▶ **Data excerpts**

━━━━━━━━

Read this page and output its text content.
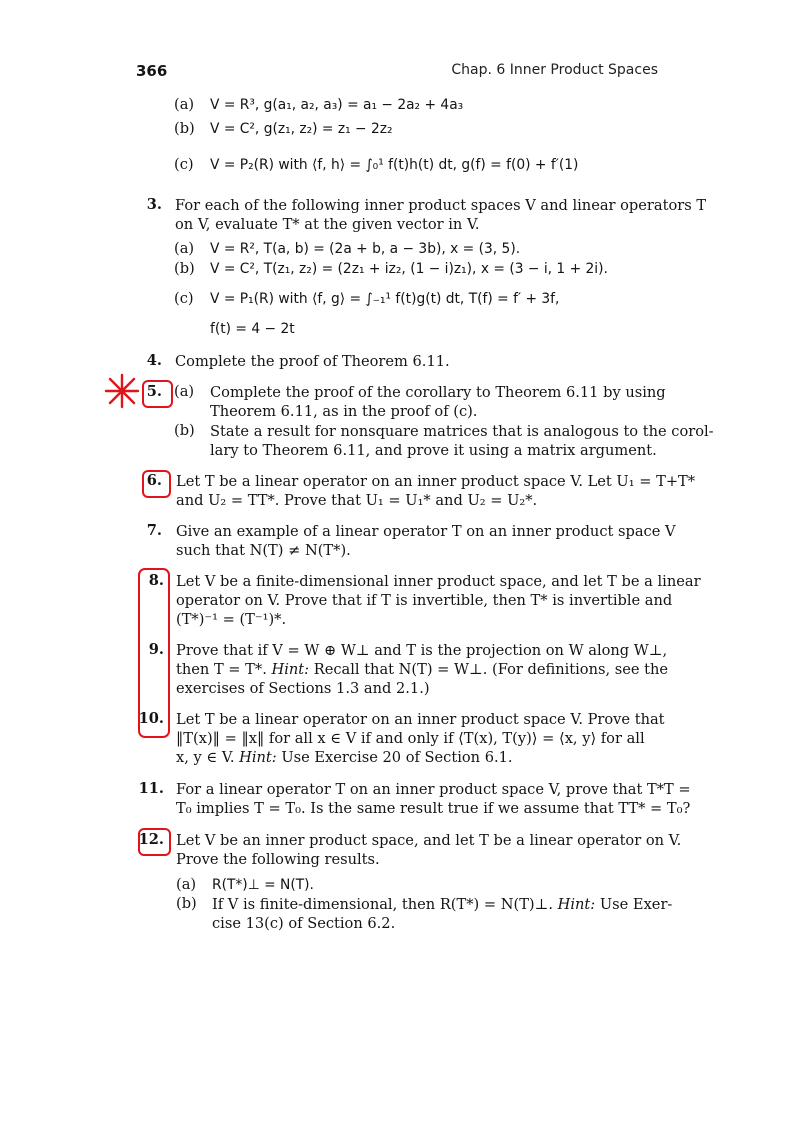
366	Chap. 6 Inner Product Spaces
(a) V = R³, g(a₁, a₂, a₃) = a₁ − 2a₂ + 4a₃
(b) V = C², g(z₁, z₂) = z₁ − 2z₂
(c) V = P₂(R) with ⟨f, h⟩ = ∫₀¹ f(t)h(t) dt, g(f) = f(0) + f′(1)
3. For each of the following inner product spaces V and linear operators T
on V, evaluate T* at the given vector in V.
(a) V = R², T(a, b) = (2a + b, a − 3b), x = (3, 5).
(b) V = C², T(z₁, z₂) = (2z₁ + iz₂, (1 − i)z₁), x = (3 − i, 1 + 2i).
(c) V = P₁(R) with ⟨f, g⟩ = ∫₋₁¹ f(t)g(t) dt, T(f) = f′ + 3f,
f(t) = 4 − 2t
4. Complete the proof of Theorem 6.11.
5. (a) Complete the proof of the corollary to Theorem 6.11 by using
Theorem 6.11, as in the proof of (c).
(b) State a result for nonsquare matrices that is analogous to the corol-
lary to Theorem 6.11, and prove it using a matrix argument.
6. Let T be a linear operator on an inner product space V. Let U₁ = T+T*
and U₂ = TT*. Prove that U₁ = U₁* and U₂ = U₂*.
7. Give an example of a linear operator T on an inner product space V
such that N(T) ≠ N(T*).
8. Let V be a finite-dimensional inner product space, and let T be a linear
operator on V. Prove that if T is invertible, then T* is invertible and
(T*)⁻¹ = (T⁻¹)*.
9. Prove that if V = W ⊕ W⊥ and T is the projection on W along W⊥,
then T = T*. Hint: Recall that N(T) = W⊥. (For definitions, see the
exercises of Sections 1.3 and 2.1.)
10. Let T be a linear operator on an inner product space V. Prove that
‖T(x)‖ = ‖x‖ for all x ∈ V if and only if ⟨T(x), T(y)⟩ = ⟨x, y⟩ for all
x, y ∈ V. Hint: Use Exercise 20 of Section 6.1.
11. For a linear operator T on an inner product space V, prove that T*T =
T₀ implies T = T₀. Is the same result true if we assume that TT* = T₀?
12. Let V be an inner product space, and let T be a linear operator on V.
Prove the following results.
(a) R(T*)⊥ = N(T).
(b) If V is finite-dimensional, then R(T*) = N(T)⊥. Hint: Use Exer-
cise 13(c) of Section 6.2.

━━━━━━━━

▶ **Exercise**
Identify every line above that includes the word "linear", and show those lines.

▶ **Output for this task**
3. For each of the following inner product spaces V and linear operators T
6. Let T be a linear operator on an inner product space V. Let U₁ = T+T*
7. Give an example of a linear operator T on an inner product space V
8. Let V be a finite-dimensional inner product space, and let T be a linear
10. Let T be a linear operator on an inner product space V. Prove that
11. For a linear operator T on an inner product space V, prove that T*T =
12. Let V be an inner product space, and let T be a linear operator on V.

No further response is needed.